[Stored data]
%%
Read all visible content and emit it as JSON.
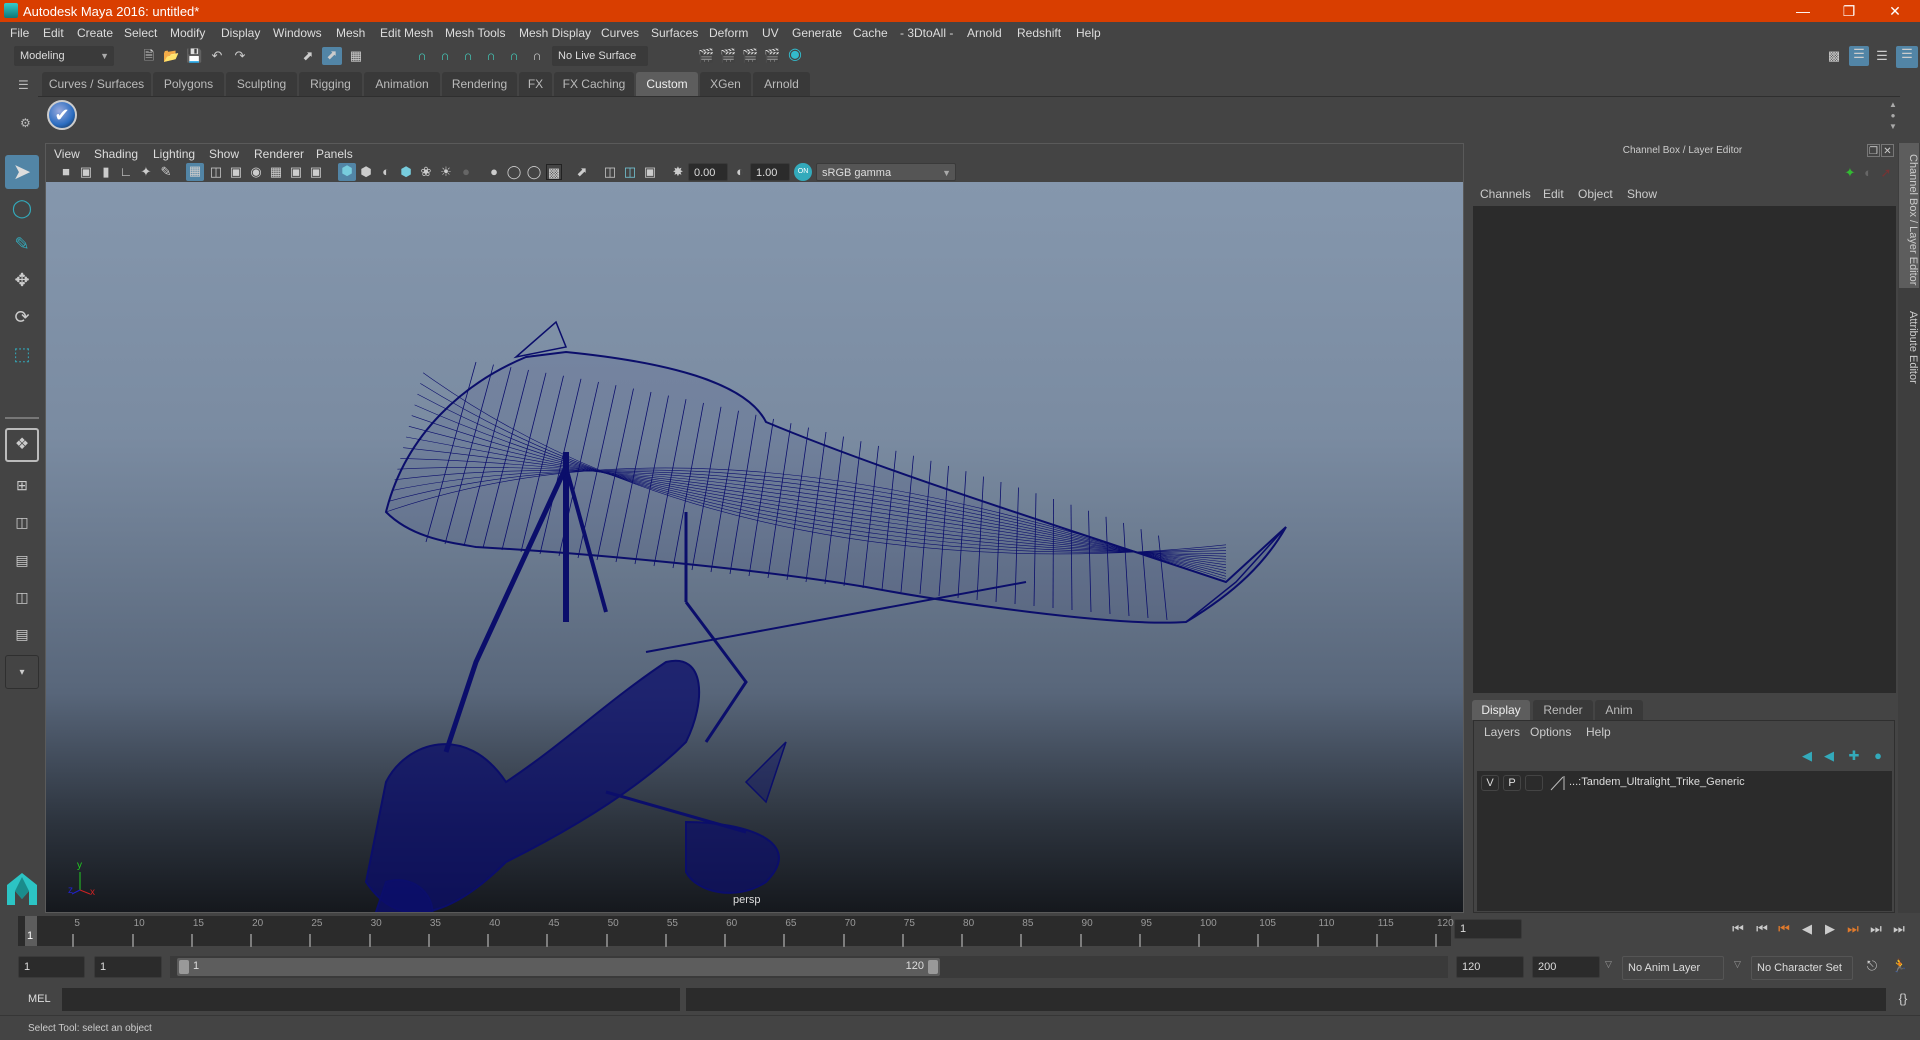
{
  "window": {
    "title": "Autodesk Maya 2016: untitled*",
    "controls": [
      "minimize",
      "restore",
      "close"
    ]
  },
  "menubar": [
    "File",
    "Edit",
    "Create",
    "Select",
    "Modify",
    "Display",
    "Windows",
    "Mesh",
    "Edit Mesh",
    "Mesh Tools",
    "Mesh Display",
    "Curves",
    "Surfaces",
    "Deform",
    "UV",
    "Generate",
    "Cache",
    "- 3DtoAll -",
    "Arnold",
    "Redshift",
    "Help"
  ],
  "statusline": {
    "menuset": "Modeling",
    "live_surface": "No Live Surface"
  },
  "shelf": {
    "tabs": [
      "Curves / Surfaces",
      "Polygons",
      "Sculpting",
      "Rigging",
      "Animation",
      "Rendering",
      "FX",
      "FX Caching",
      "Custom",
      "XGen",
      "Arnold"
    ],
    "active_tab": "Custom"
  },
  "viewport": {
    "menu": [
      "View",
      "Shading",
      "Lighting",
      "Show",
      "Renderer",
      "Panels"
    ],
    "near_value": "0.00",
    "far_value": "1.00",
    "color_space": "sRGB gamma",
    "camera_label": "persp",
    "axis": {
      "x": "x",
      "y": "y",
      "z": "z"
    },
    "wireframe_color": "#0b0e6b"
  },
  "channel_box": {
    "title": "Channel Box / Layer Editor",
    "menu": [
      "Channels",
      "Edit",
      "Object",
      "Show"
    ]
  },
  "layer_editor": {
    "tabs": [
      "Display",
      "Render",
      "Anim"
    ],
    "active_tab": "Display",
    "menu": [
      "Layers",
      "Options",
      "Help"
    ],
    "layers": [
      {
        "v": "V",
        "p": "P",
        "name": "...:Tandem_Ultralight_Trike_Generic"
      }
    ]
  },
  "side_tabs": [
    "Channel Box / Layer Editor",
    "Attribute Editor"
  ],
  "timeline": {
    "ticks": [
      5,
      10,
      15,
      20,
      25,
      30,
      35,
      40,
      45,
      50,
      55,
      60,
      65,
      70,
      75,
      80,
      85,
      90,
      95,
      100,
      105,
      110,
      115,
      120
    ],
    "current_frame_marker": "1",
    "current_frame": "1"
  },
  "range": {
    "start": "1",
    "anim_start": "1",
    "slider_start": "1",
    "slider_end": "120",
    "anim_end": "120",
    "end": "200",
    "anim_layer": "No Anim Layer",
    "character_set": "No Character Set"
  },
  "command_line": {
    "label": "MEL",
    "value": ""
  },
  "help_line": "Select Tool: select an object",
  "colors": {
    "title_bar": "#d93e00",
    "accent": "#5285a6",
    "key_orange": "#e07a2c"
  }
}
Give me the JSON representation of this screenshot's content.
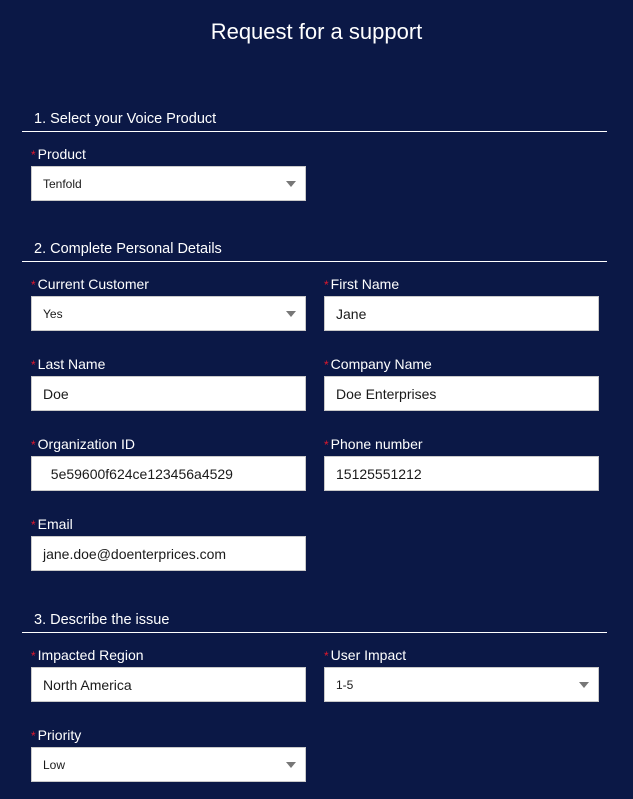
{
  "page": {
    "title": "Request for a support"
  },
  "colors": {
    "background": "#0b1846",
    "required": "#e0182d",
    "text": "#ffffff"
  },
  "sections": [
    {
      "heading": "1. Select your Voice Product"
    },
    {
      "heading": "2. Complete Personal Details"
    },
    {
      "heading": "3. Describe the issue"
    }
  ],
  "fields": {
    "product": {
      "label": "Product",
      "required_mark": "*",
      "value": "Tenfold",
      "type": "select"
    },
    "current_customer": {
      "label": "Current Customer",
      "required_mark": "*",
      "value": "Yes",
      "type": "select"
    },
    "first_name": {
      "label": "First Name",
      "required_mark": "*",
      "value": "Jane",
      "type": "input"
    },
    "last_name": {
      "label": "Last Name",
      "required_mark": "*",
      "value": "Doe",
      "type": "input"
    },
    "company_name": {
      "label": "Company Name",
      "required_mark": "*",
      "value": "Doe Enterprises",
      "type": "input"
    },
    "organization_id": {
      "label": "Organization ID",
      "required_mark": "*",
      "value": "  5e59600f624ce123456a4529",
      "type": "input"
    },
    "phone_number": {
      "label": "Phone number",
      "required_mark": "*",
      "value": "15125551212",
      "type": "input"
    },
    "email": {
      "label": "Email",
      "required_mark": "*",
      "value": "jane.doe@doenterprices.com",
      "type": "input"
    },
    "impacted_region": {
      "label": "Impacted Region",
      "required_mark": "*",
      "value": "North America",
      "type": "input"
    },
    "user_impact": {
      "label": "User Impact",
      "required_mark": "*",
      "value": "1-5",
      "type": "select"
    },
    "priority": {
      "label": "Priority",
      "required_mark": "*",
      "value": "Low",
      "type": "select"
    }
  }
}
%%
• [WHAT IS NEEDED]: Reproduce every record word for word. The copy must contain no pictures.

• [TASK RESULT]:
Read all visible content and emit it as JSON.
{
  "window": {
    "title": "Autodesk Maya 2016: untitled*",
    "controls": [
      "minimize",
      "restore",
      "close"
    ]
  },
  "menubar": [
    "File",
    "Edit",
    "Create",
    "Select",
    "Modify",
    "Display",
    "Windows",
    "Mesh",
    "Edit Mesh",
    "Mesh Tools",
    "Mesh Display",
    "Curves",
    "Surfaces",
    "Deform",
    "UV",
    "Generate",
    "Cache",
    "- 3DtoAll -",
    "Arnold",
    "Redshift",
    "Help"
  ],
  "statusline": {
    "menuset": "Modeling",
    "live_surface": "No Live Surface"
  },
  "shelf": {
    "tabs": [
      "Curves / Surfaces",
      "Polygons",
      "Sculpting",
      "Rigging",
      "Animation",
      "Rendering",
      "FX",
      "FX Caching",
      "Custom",
      "XGen",
      "Arnold"
    ],
    "active_tab": "Custom"
  },
  "viewport": {
    "menu": [
      "View",
      "Shading",
      "Lighting",
      "Show",
      "Renderer",
      "Panels"
    ],
    "near_value": "0.00",
    "far_value": "1.00",
    "color_space": "sRGB gamma",
    "camera_label": "persp",
    "axis": {
      "x": "x",
      "y": "y",
      "z": "z"
    },
    "wireframe_color": "#0b0e6b"
  },
  "channel_box": {
    "title": "Channel Box / Layer Editor",
    "menu": [
      "Channels",
      "Edit",
      "Object",
      "Show"
    ]
  },
  "layer_editor": {
    "tabs": [
      "Display",
      "Render",
      "Anim"
    ],
    "active_tab": "Display",
    "menu": [
      "Layers",
      "Options",
      "Help"
    ],
    "layers": [
      {
        "v": "V",
        "p": "P",
        "name": "...:Tandem_Ultralight_Trike_Generic"
      }
    ]
  },
  "side_tabs": [
    "Channel Box / Layer Editor",
    "Attribute Editor"
  ],
  "timeline": {
    "ticks": [
      5,
      10,
      15,
      20,
      25,
      30,
      35,
      40,
      45,
      50,
      55,
      60,
      65,
      70,
      75,
      80,
      85,
      90,
      95,
      100,
      105,
      110,
      115,
      120
    ],
    "current_frame_marker": "1",
    "current_frame": "1"
  },
  "range": {
    "start": "1",
    "anim_start": "1",
    "slider_start": "1",
    "slider_end": "120",
    "anim_end": "120",
    "end": "200",
    "anim_layer": "No Anim Layer",
    "character_set": "No Character Set"
  },
  "command_line": {
    "label": "MEL",
    "value": ""
  },
  "help_line": "Select Tool: select an object",
  "colors": {
    "title_bar": "#d93e00",
    "accent": "#5285a6",
    "key_orange": "#e07a2c"
  }
}
Give me the JSON representation of this screenshot's content.
{
  "page": {
    "title": "Request for a support"
  },
  "colors": {
    "background": "#0b1846",
    "required": "#e0182d",
    "text": "#ffffff"
  },
  "sections": [
    {
      "heading": "1. Select your Voice Product"
    },
    {
      "heading": "2. Complete Personal Details"
    },
    {
      "heading": "3. Describe the issue"
    }
  ],
  "fields": {
    "product": {
      "label": "Product",
      "required_mark": "*",
      "value": "Tenfold",
      "type": "select"
    },
    "current_customer": {
      "label": "Current Customer",
      "required_mark": "*",
      "value": "Yes",
      "type": "select"
    },
    "first_name": {
      "label": "First Name",
      "required_mark": "*",
      "value": "Jane",
      "type": "input"
    },
    "last_name": {
      "label": "Last Name",
      "required_mark": "*",
      "value": "Doe",
      "type": "input"
    },
    "company_name": {
      "label": "Company Name",
      "required_mark": "*",
      "value": "Doe Enterprises",
      "type": "input"
    },
    "organization_id": {
      "label": "Organization ID",
      "required_mark": "*",
      "value": "  5e59600f624ce123456a4529",
      "type": "input"
    },
    "phone_number": {
      "label": "Phone number",
      "required_mark": "*",
      "value": "15125551212",
      "type": "input"
    },
    "email": {
      "label": "Email",
      "required_mark": "*",
      "value": "jane.doe@doenterprices.com",
      "type": "input"
    },
    "impacted_region": {
      "label": "Impacted Region",
      "required_mark": "*",
      "value": "North America",
      "type": "input"
    },
    "user_impact": {
      "label": "User Impact",
      "required_mark": "*",
      "value": "1-5",
      "type": "select"
    },
    "priority": {
      "label": "Priority",
      "required_mark": "*",
      "value": "Low",
      "type": "select"
    }
  }
}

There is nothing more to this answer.